Supplied information
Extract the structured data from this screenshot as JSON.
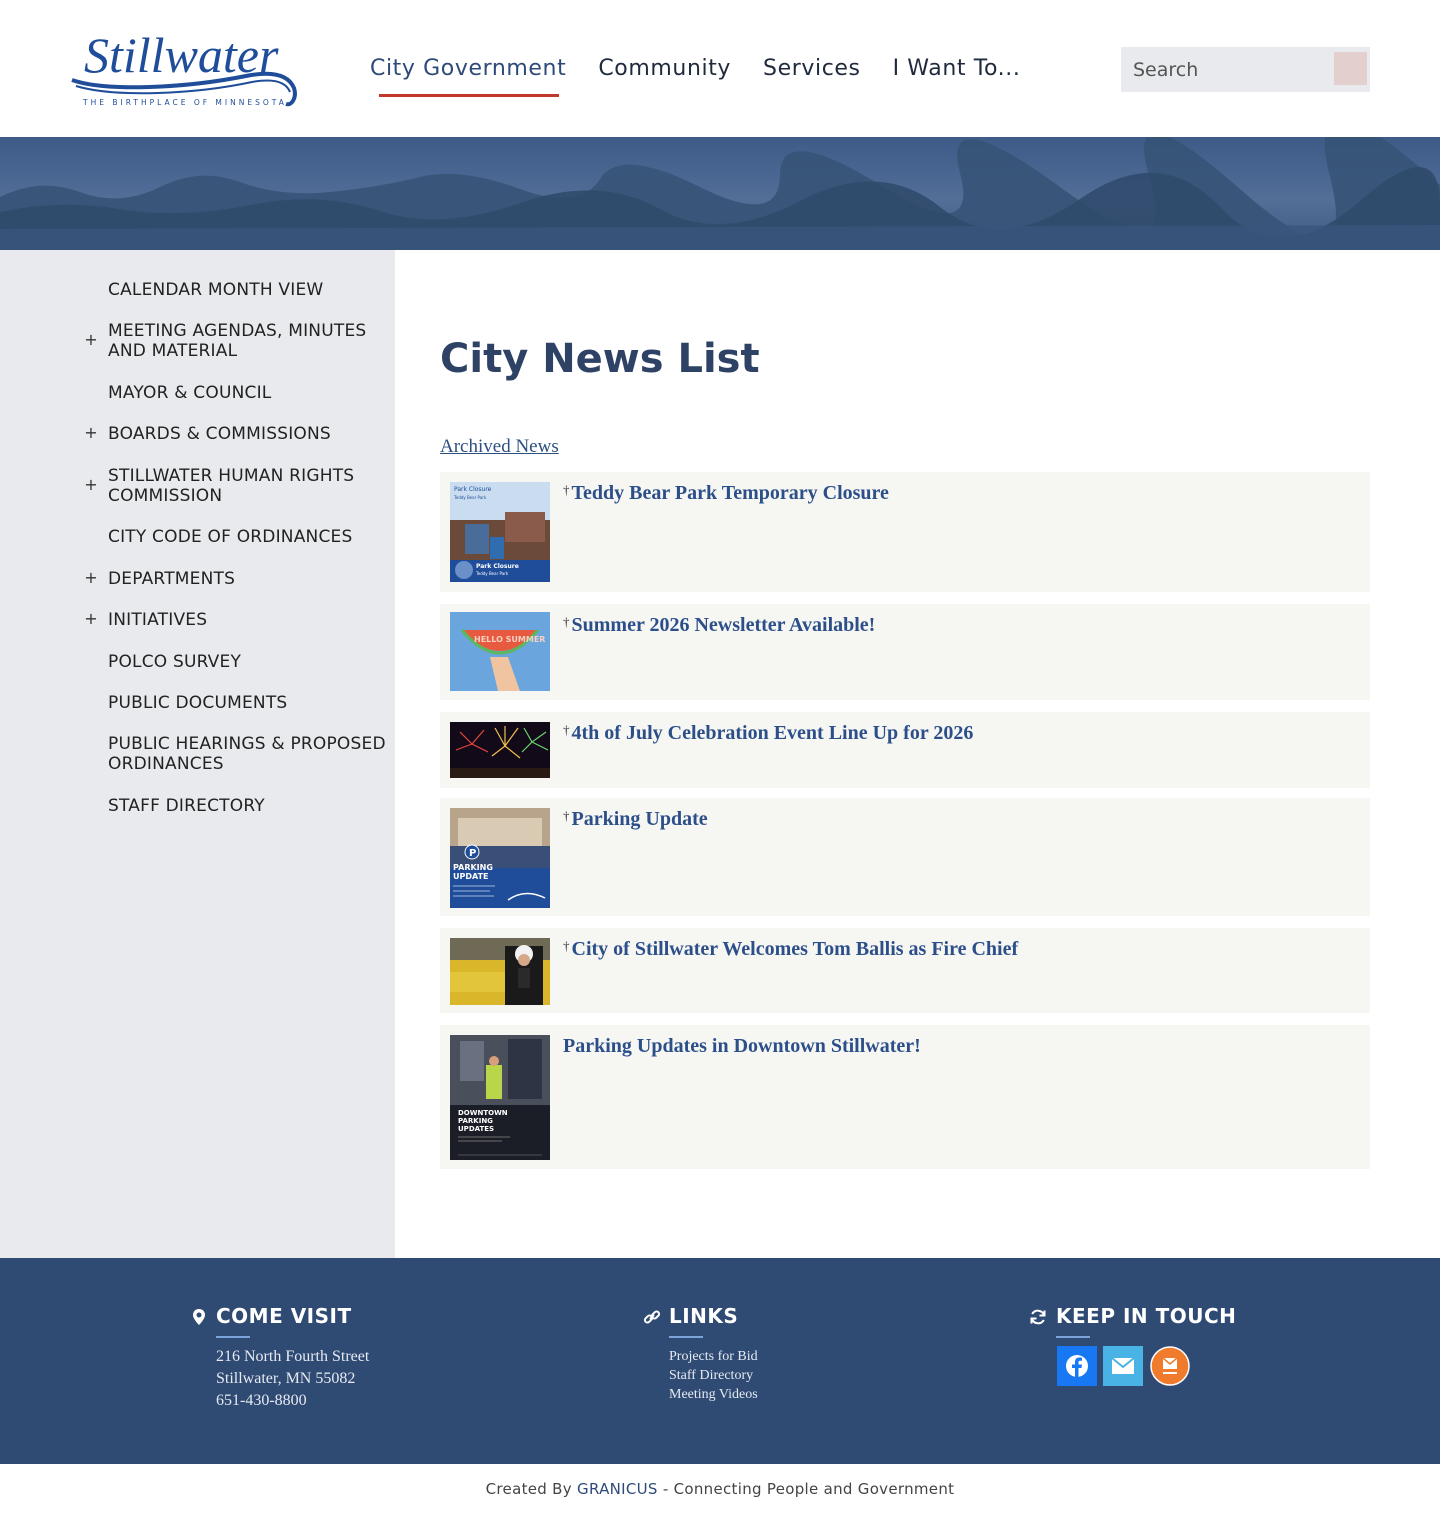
{
  "logo": {
    "wordmark": "Stillwater",
    "tagline": "THE BIRTHPLACE OF MINNESOTA"
  },
  "nav": {
    "items": [
      "City Government",
      "Community",
      "Services",
      "I Want To..."
    ]
  },
  "search": {
    "placeholder": "Search"
  },
  "sidebar": {
    "items": [
      {
        "label": "CALENDAR MONTH VIEW",
        "expandable": false
      },
      {
        "label": "MEETING AGENDAS, MINUTES AND MATERIAL",
        "expandable": true
      },
      {
        "label": "MAYOR & COUNCIL",
        "expandable": false
      },
      {
        "label": "BOARDS & COMMISSIONS",
        "expandable": true
      },
      {
        "label": "STILLWATER HUMAN RIGHTS COMMISSION",
        "expandable": true
      },
      {
        "label": "CITY CODE OF ORDINANCES",
        "expandable": false
      },
      {
        "label": "DEPARTMENTS",
        "expandable": true
      },
      {
        "label": "INITIATIVES",
        "expandable": true
      },
      {
        "label": "POLCO SURVEY",
        "expandable": false
      },
      {
        "label": "PUBLIC DOCUMENTS",
        "expandable": false
      },
      {
        "label": "PUBLIC HEARINGS & PROPOSED ORDINANCES",
        "expandable": false
      },
      {
        "label": "STAFF DIRECTORY",
        "expandable": false
      }
    ],
    "plus": "+"
  },
  "main": {
    "title": "City News List",
    "archived_link": "Archived News",
    "pin_icon": "pushpin-icon",
    "news": [
      {
        "title": "Teddy Bear Park Temporary Closure",
        "pinned": true,
        "thumb_text": [
          "Park Closure",
          "Teddy Bear Park",
          "Park Closure",
          "Teddy Bear Park"
        ]
      },
      {
        "title": "Summer 2026 Newsletter Available!",
        "pinned": true,
        "thumb_text": [
          "HELLO SUMMER"
        ]
      },
      {
        "title": "4th of July Celebration Event Line Up for 2026",
        "pinned": true,
        "thumb_text": []
      },
      {
        "title": "Parking Update",
        "pinned": true,
        "thumb_text": [
          "PARKING",
          "UPDATE"
        ]
      },
      {
        "title": "City of Stillwater Welcomes Tom Ballis as Fire Chief",
        "pinned": true,
        "thumb_text": []
      },
      {
        "title": "Parking Updates in Downtown Stillwater!",
        "pinned": false,
        "thumb_text": [
          "DOWNTOWN",
          "PARKING",
          "UPDATES"
        ]
      }
    ]
  },
  "footer": {
    "visit": {
      "heading": "COME VISIT",
      "icon": "map-pin-icon",
      "address1": "216 North Fourth Street",
      "address2": "Stillwater, MN 55082",
      "phone": "651-430-8800"
    },
    "links": {
      "heading": "LINKS",
      "icon": "link-icon",
      "items": [
        "Projects for Bid",
        "Staff Directory",
        "Meeting Videos"
      ]
    },
    "touch": {
      "heading": "KEEP IN TOUCH",
      "icon": "refresh-icon",
      "social": [
        "facebook-icon",
        "email-icon",
        "newsletter-signup-icon"
      ]
    }
  },
  "bottom": {
    "prefix": "Created By",
    "brand": "GRANICUS",
    "suffix": "- Connecting People and Government"
  },
  "colors": {
    "navy": "#2e4266",
    "accent_red": "#c0392b",
    "footer_bg": "#2f4a73",
    "news_link": "#2c4f8a",
    "facebook": "#1877f2",
    "email": "#4ab3e6",
    "newsletter": "#f07b2c"
  }
}
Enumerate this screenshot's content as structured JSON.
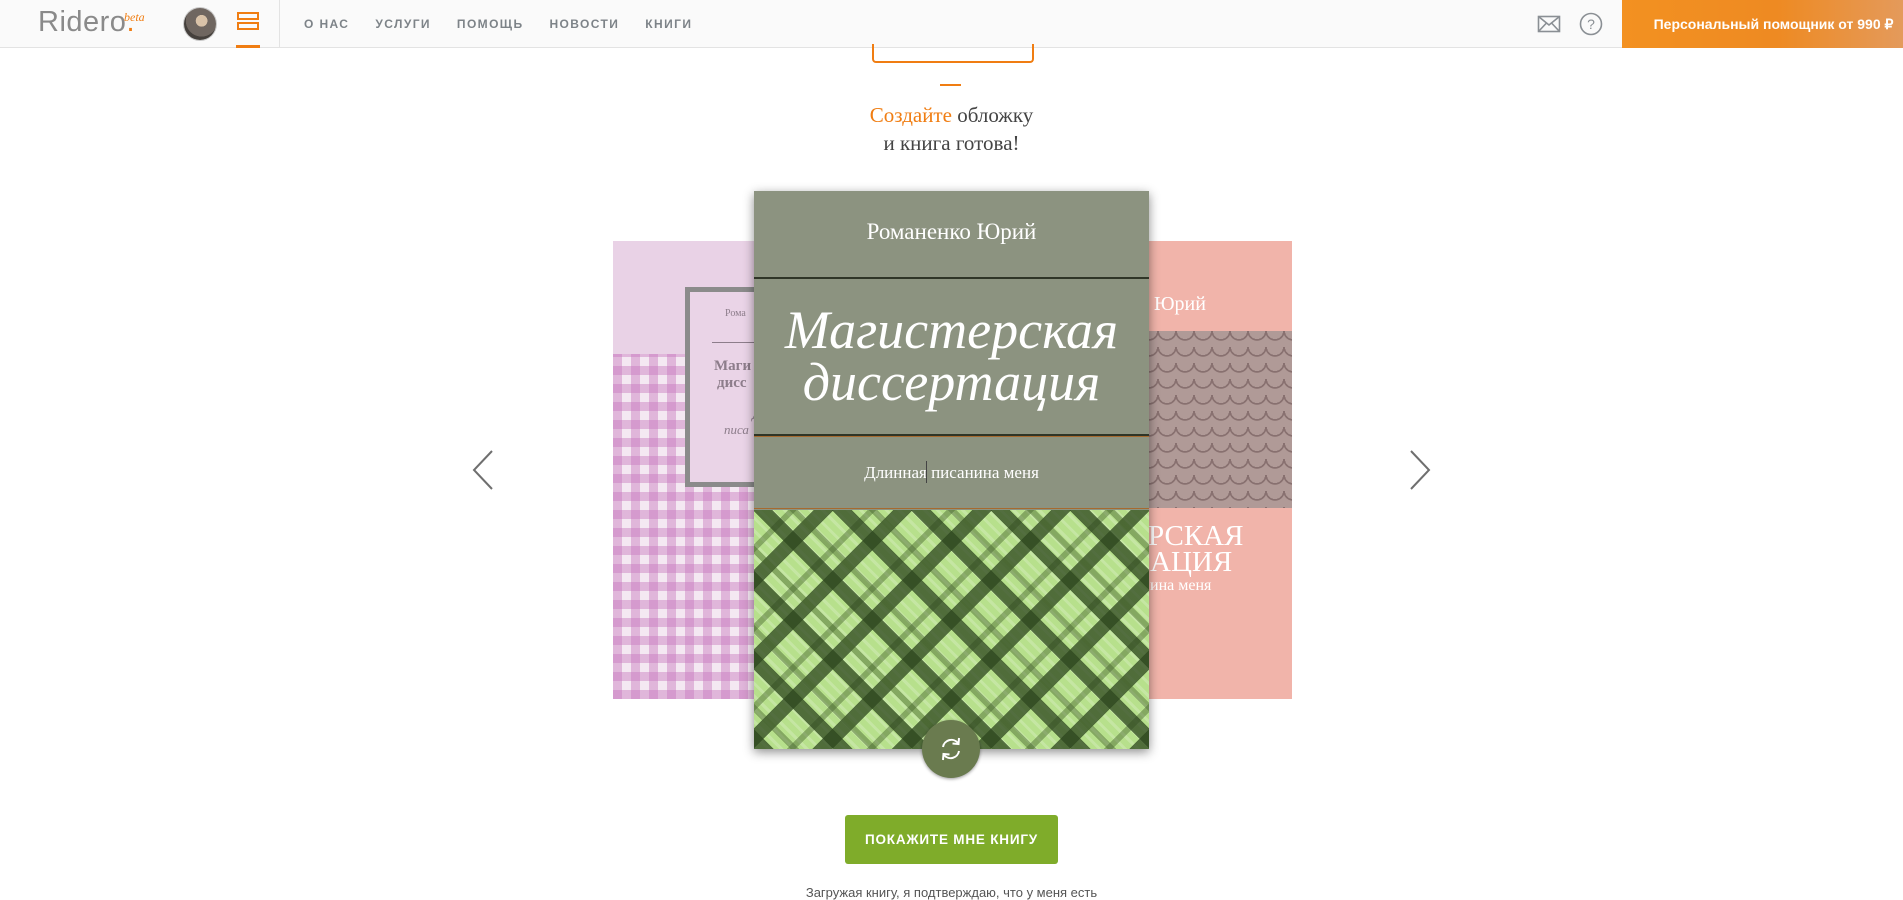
{
  "header": {
    "logo": "Ridero",
    "logo_dot": ".",
    "logo_badge": "beta",
    "nav": [
      "О НАС",
      "УСЛУГИ",
      "ПОМОЩЬ",
      "НОВОСТИ",
      "КНИГИ"
    ],
    "promo": "Персональный помощник от 990 ₽",
    "icons": [
      "avatar",
      "menu-icon",
      "mail-icon",
      "help-icon"
    ]
  },
  "headline": {
    "accent": "Создайте",
    "line1_rest": " обложку",
    "line2": "и книга готова!"
  },
  "main_book": {
    "author": "Романенко Юрий",
    "title_line1": "Магистерская",
    "title_line2": "диссертация",
    "subtitle": "Длинная писанина меня"
  },
  "left_book": {
    "author": "Рома",
    "title_line1": "Маги",
    "title_line2": "дисс",
    "subtitle_line1": "Д",
    "subtitle_line2": "писа"
  },
  "right_book": {
    "author": "Юрий",
    "title_line1": "РСКАЯ",
    "title_line2": "АЦИЯ",
    "subtitle": "ина меня"
  },
  "actions": {
    "show_book": "ПОКАЖИТЕ МНЕ КНИГУ"
  },
  "footer_text": "Загружая книгу, я подтверждаю, что у меня есть",
  "colors": {
    "accent": "#f07d12",
    "button_green": "#7fac2a",
    "cover_main": "#8c9380"
  }
}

Work to be completed
Reproduce the whole listing exactly, but not the images in it.

Answer to the problem
Extract the structured data from this screenshot as JSON.
{
  "logo": {
    "wordmark": "Stillwater",
    "tagline": "THE BIRTHPLACE OF MINNESOTA"
  },
  "nav": {
    "items": [
      "City Government",
      "Community",
      "Services",
      "I Want To..."
    ]
  },
  "search": {
    "placeholder": "Search"
  },
  "sidebar": {
    "items": [
      {
        "label": "CALENDAR MONTH VIEW",
        "expandable": false
      },
      {
        "label": "MEETING AGENDAS, MINUTES AND MATERIAL",
        "expandable": true
      },
      {
        "label": "MAYOR & COUNCIL",
        "expandable": false
      },
      {
        "label": "BOARDS & COMMISSIONS",
        "expandable": true
      },
      {
        "label": "STILLWATER HUMAN RIGHTS COMMISSION",
        "expandable": true
      },
      {
        "label": "CITY CODE OF ORDINANCES",
        "expandable": false
      },
      {
        "label": "DEPARTMENTS",
        "expandable": true
      },
      {
        "label": "INITIATIVES",
        "expandable": true
      },
      {
        "label": "POLCO SURVEY",
        "expandable": false
      },
      {
        "label": "PUBLIC DOCUMENTS",
        "expandable": false
      },
      {
        "label": "PUBLIC HEARINGS & PROPOSED ORDINANCES",
        "expandable": false
      },
      {
        "label": "STAFF DIRECTORY",
        "expandable": false
      }
    ],
    "plus": "+"
  },
  "main": {
    "title": "City News List",
    "archived_link": "Archived News",
    "pin_icon": "pushpin-icon",
    "news": [
      {
        "title": "Teddy Bear Park Temporary Closure",
        "pinned": true,
        "thumb_text": [
          "Park Closure",
          "Teddy Bear Park",
          "Park Closure",
          "Teddy Bear Park"
        ]
      },
      {
        "title": "Summer 2026 Newsletter Available!",
        "pinned": true,
        "thumb_text": [
          "HELLO SUMMER"
        ]
      },
      {
        "title": "4th of July Celebration Event Line Up for 2026",
        "pinned": true,
        "thumb_text": []
      },
      {
        "title": "Parking Update",
        "pinned": true,
        "thumb_text": [
          "PARKING",
          "UPDATE"
        ]
      },
      {
        "title": "City of Stillwater Welcomes Tom Ballis as Fire Chief",
        "pinned": true,
        "thumb_text": []
      },
      {
        "title": "Parking Updates in Downtown Stillwater!",
        "pinned": false,
        "thumb_text": [
          "DOWNTOWN",
          "PARKING",
          "UPDATES"
        ]
      }
    ]
  },
  "footer": {
    "visit": {
      "heading": "COME VISIT",
      "icon": "map-pin-icon",
      "address1": "216 North Fourth Street",
      "address2": "Stillwater, MN 55082",
      "phone": "651-430-8800"
    },
    "links": {
      "heading": "LINKS",
      "icon": "link-icon",
      "items": [
        "Projects for Bid",
        "Staff Directory",
        "Meeting Videos"
      ]
    },
    "touch": {
      "heading": "KEEP IN TOUCH",
      "icon": "refresh-icon",
      "social": [
        "facebook-icon",
        "email-icon",
        "newsletter-signup-icon"
      ]
    }
  },
  "bottom": {
    "prefix": "Created By",
    "brand": "GRANICUS",
    "suffix": "- Connecting People and Government"
  },
  "colors": {
    "navy": "#2e4266",
    "accent_red": "#c0392b",
    "footer_bg": "#2f4a73",
    "news_link": "#2c4f8a",
    "facebook": "#1877f2",
    "email": "#4ab3e6",
    "newsletter": "#f07b2c"
  }
}
Enumerate this screenshot's content as structured JSON.
{
  "header": {
    "logo": "Ridero",
    "logo_dot": ".",
    "logo_badge": "beta",
    "nav": [
      "О НАС",
      "УСЛУГИ",
      "ПОМОЩЬ",
      "НОВОСТИ",
      "КНИГИ"
    ],
    "promo": "Персональный помощник от 990 ₽",
    "icons": [
      "avatar",
      "menu-icon",
      "mail-icon",
      "help-icon"
    ]
  },
  "headline": {
    "accent": "Создайте",
    "line1_rest": " обложку",
    "line2": "и книга готова!"
  },
  "main_book": {
    "author": "Романенко Юрий",
    "title_line1": "Магистерская",
    "title_line2": "диссертация",
    "subtitle": "Длинная писанина меня"
  },
  "left_book": {
    "author": "Рома",
    "title_line1": "Маги",
    "title_line2": "дисс",
    "subtitle_line1": "Д",
    "subtitle_line2": "писа"
  },
  "right_book": {
    "author": "Юрий",
    "title_line1": "РСКАЯ",
    "title_line2": "АЦИЯ",
    "subtitle": "ина меня"
  },
  "actions": {
    "show_book": "ПОКАЖИТЕ МНЕ КНИГУ"
  },
  "footer_text": "Загружая книгу, я подтверждаю, что у меня есть",
  "colors": {
    "accent": "#f07d12",
    "button_green": "#7fac2a",
    "cover_main": "#8c9380"
  }
}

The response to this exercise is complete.